*EXERCISE REQUIREMENTS*. Look through the lines below; wherever the word "unit" appears, copy that line.

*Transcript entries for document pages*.
>>
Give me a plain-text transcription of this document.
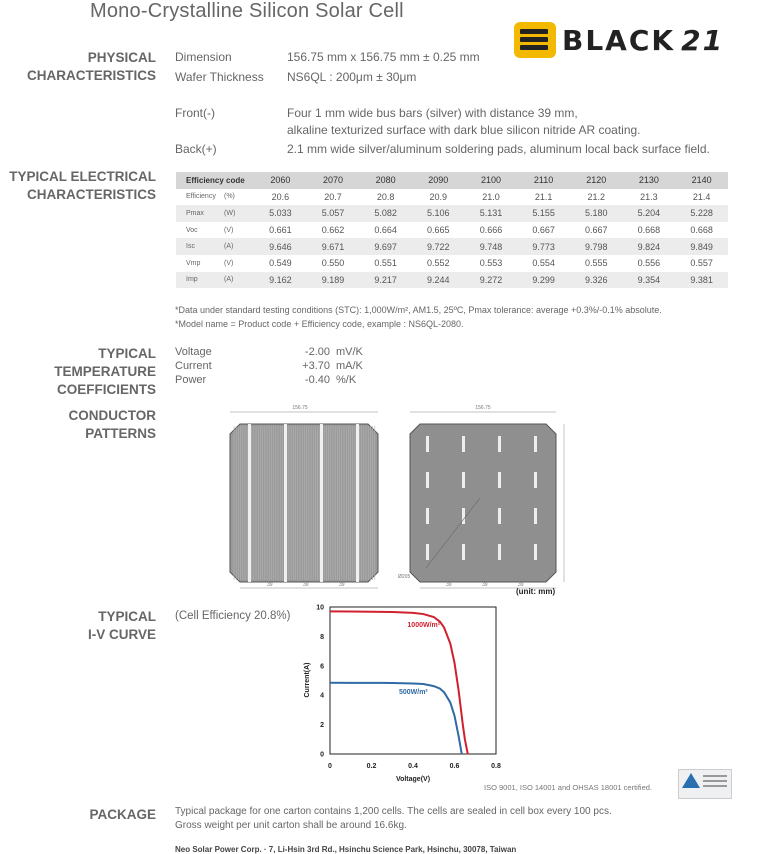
Mono-Crystalline Silicon Solar Cell
BLACK 21
PHYSICAL
CHARACTERISTICS
Dimension	156.75 mm x 156.75 mm ± 0.25 mm
Wafer Thickness NS6QL : 200μm ± 30μm
Front(-)	Four 1 mm wide bus bars (silver) with distance 39 mm,
alkaline texturized surface with dark blue silicon nitride AR coating.
Back(+)	2.1 mm wide silver/aluminum soldering pads, aluminum local back surface field.
TYPICAL ELECTRICAL
CHARACTERISTICS
Efficiency code		2060	2070	2080	2090	2100	2110	2120	2130	2140
Efficiency	(%)	20.6	20.7	20.8	20.9	21.0	21.1	21.2	21.3	21.4
Pmax	(W)	5.033	5.057	5.082	5.106	5.131	5.155	5.180	5.204	5.228
Voc	(V)	0.661	0.662	0.664	0.665	0.666	0.667	0.667	0.668	0.668
Isc	(A)	9.646	9.671	9.697	9.722	9.748	9.773	9.798	9.824	9.849
Vmp	(V)	0.549	0.550	0.551	0.552	0.553	0.554	0.555	0.556	0.557
Imp	(A)	9.162	9.189	9.217	9.244	9.272	9.299	9.326	9.354	9.381
*Data under standard testing conditions (STC): 1,000W/m², AM1.5, 25ºC, Pmax tolerance: average +0.3%/-0.1% absolute.
*Model name = Product code + Efficiency code, example : NS6QL-2080.
TYPICAL TEMPERATURE
COEFFICIENTS
Voltage	-2.00 mV/K
Current	+3.70 mA/K
Power	-0.40 %/K
CONDUCTOR
PATTERNS
156.75
39	39	39
156.75
Ø205
39	39	39
(unit: mm)
TYPICAL
I-V CURVE
(Cell Efficiency 20.8%)
0	0.2	0.4	0.6	0.8
0
2
4
6
8
10
1000W/m²
500W/m²
Voltage(V)
Current(A)
ISO 9001, ISO 14001 and OHSAS 18001 certified.
PACKAGE Typical package for one carton contains 1,200 cells. The cells are sealed in cell box every 100 pcs.
Gross weight per unit carton shall be around 16.6kg.
Neo Solar Power Corp. · 7, Li-Hsin 3rd Rd., Hsinchu Science Park, Hsinchu, 30078, Taiwan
<<
*EXERCISE RESULT*.
(unit: mm)
Gross weight per unit carton shall be around 16.6kg.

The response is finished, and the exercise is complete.